__SET TASK__. Every line of the records must be repeated exactly; pictures stay out.

__DATASET RECORDS__.
--------------------------------------------------

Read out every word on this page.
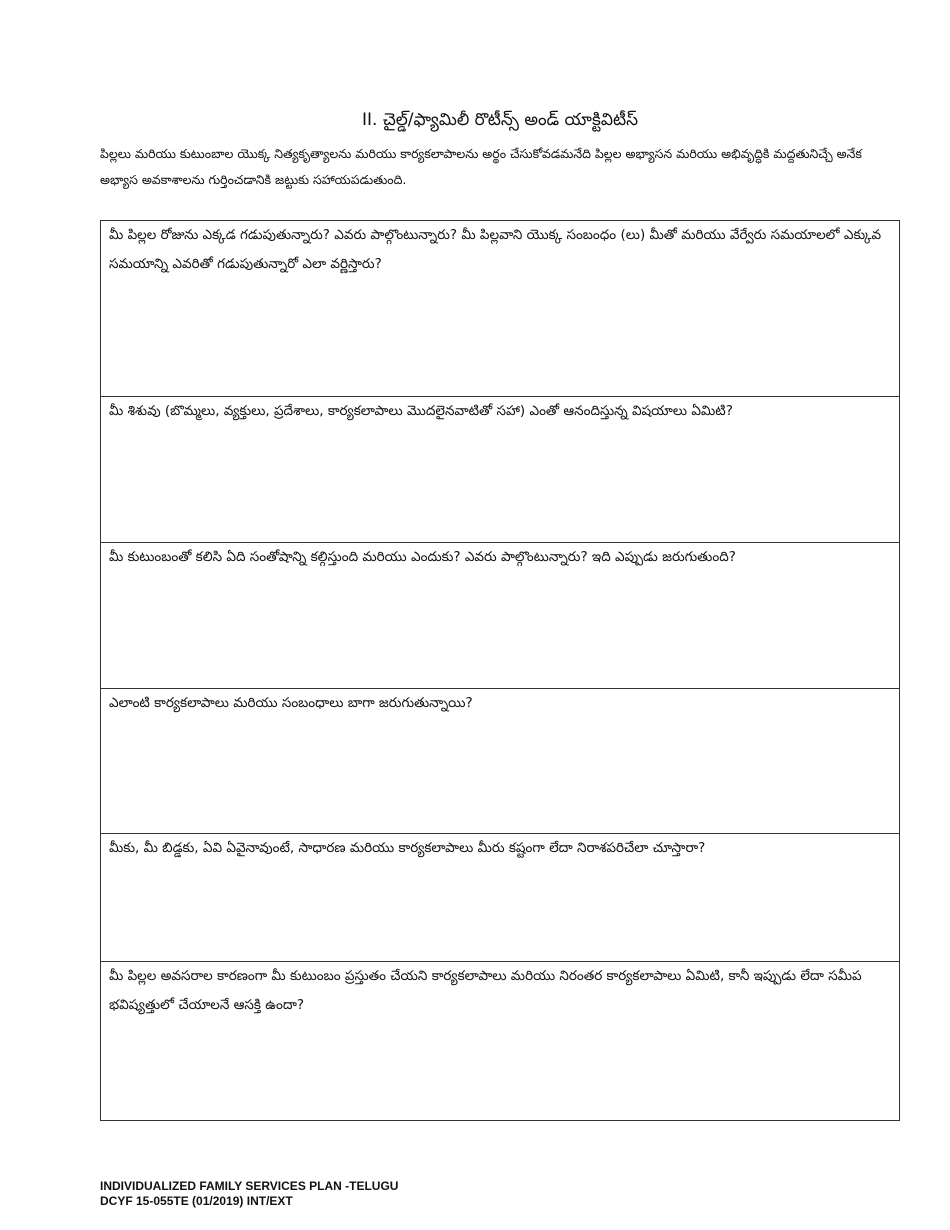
II. చైల్డ్/ఫ్యామిలీ రొటీన్స్ అండ్ యాక్టివిటీస్
పిల్లలు మరియు కుటుంబాల యొక్క నిత్యకృత్యాలను మరియు కార్యకలాపాలను అర్థం చేసుకోవడమనేది పిల్లల అభ్యాసన మరియు అభివృద్ధికి మద్దతునిచ్చే అనేక అభ్యాస అవకాశాలను గుర్తించడానికి జట్టుకు సహాయపడుతుంది.
మీ పిల్లల రోజును ఎక్కడ గడుపుతున్నారు? ఎవరు పాల్గొంటున్నారు? మీ పిల్లవాని యొక్క సంబంధం (లు) మీతో మరియు వేర్వేరు సమయాలలో ఎక్కువ సమయాన్ని ఎవరితో గడుపుతున్నారో ఎలా వర్ణిస్తారు?
మీ శిశువు (బొమ్మలు, వ్యక్తులు, ప్రదేశాలు, కార్యకలాపాలు మొదలైనవాటితో సహా) ఎంతో ఆనందిస్తున్న విషయాలు ఏమిటి?
మీ కుటుంబంతో కలిసి ఏది సంతోషాన్ని కల్గిస్తుంది మరియు ఎందుకు? ఎవరు పాల్గొంటున్నారు? ఇది ఎప్పుడు జరుగుతుంది?
ఎలాంటి కార్యకలాపాలు మరియు సంబంధాలు బాగా జరుగుతున్నాయి?
మీకు, మీ బిడ్డకు, ఏవి ఏవైనావుంటే, సాధారణ మరియు కార్యకలాపాలు మీరు కష్టంగా లేదా నిరాశపరిచేలా చూస్తారా?
మీ పిల్లల అవసరాల కారణంగా మీ కుటుంబం ప్రస్తుతం చేయని కార్యకలాపాలు మరియు నిరంతర కార్యకలాపాలు ఏమిటి, కానీ ఇప్పుడు లేదా సమీప భవిష్యత్తులో చేయాలనే ఆసక్తి ఉందా?
INDIVIDUALIZED FAMILY SERVICES PLAN -TELUGU
DCYF 15-055TE (01/2019) INT/EXT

--------------------------------------------------

__WRITTEN SOLUTION__.
Read out every word on this page.
II. చైల్డ్/ఫ్యామిలీ రొటీన్స్ అండ్ యాక్టివిటీస్
పిల్లలు మరియు కుటుంబాల యొక్క నిత్యకృత్యాలను మరియు కార్యకలాపాలను అర్థం చేసుకోవడమనేది పిల్లల అభ్యాసన మరియు అభివృద్ధికి మద్దతునిచ్చే అనేక అభ్యాస అవకాశాలను గుర్తించడానికి జట్టుకు సహాయపడుతుంది.
మీ పిల్లల రోజును ఎక్కడ గడుపుతున్నారు? ఎవరు పాల్గొంటున్నారు? మీ పిల్లవాని యొక్క సంబంధం (లు) మీతో మరియు వేర్వేరు సమయాలలో ఎక్కువ సమయాన్ని ఎవరితో గడుపుతున్నారో ఎలా వర్ణిస్తారు?
మీ శిశువు (బొమ్మలు, వ్యక్తులు, ప్రదేశాలు, కార్యకలాపాలు మొదలైనవాటితో సహా) ఎంతో ఆనందిస్తున్న విషయాలు ఏమిటి?
మీ కుటుంబంతో కలిసి ఏది సంతోషాన్ని కల్గిస్తుంది మరియు ఎందుకు? ఎవరు పాల్గొంటున్నారు? ఇది ఎప్పుడు జరుగుతుంది?
ఎలాంటి కార్యకలాపాలు మరియు సంబంధాలు బాగా జరుగుతున్నాయి?
మీకు, మీ బిడ్డకు, ఏవి ఏవైనావుంటే, సాధారణ మరియు కార్యకలాపాలు మీరు కష్టంగా లేదా నిరాశపరిచేలా చూస్తారా?
మీ పిల్లల అవసరాల కారణంగా మీ కుటుంబం ప్రస్తుతం చేయని కార్యకలాపాలు మరియు నిరంతర కార్యకలాపాలు ఏమిటి, కానీ ఇప్పుడు లేదా సమీప భవిష్యత్తులో చేయాలనే ఆసక్తి ఉందా?
INDIVIDUALIZED FAMILY SERVICES PLAN -TELUGU
DCYF 15-055TE (01/2019) INT/EXT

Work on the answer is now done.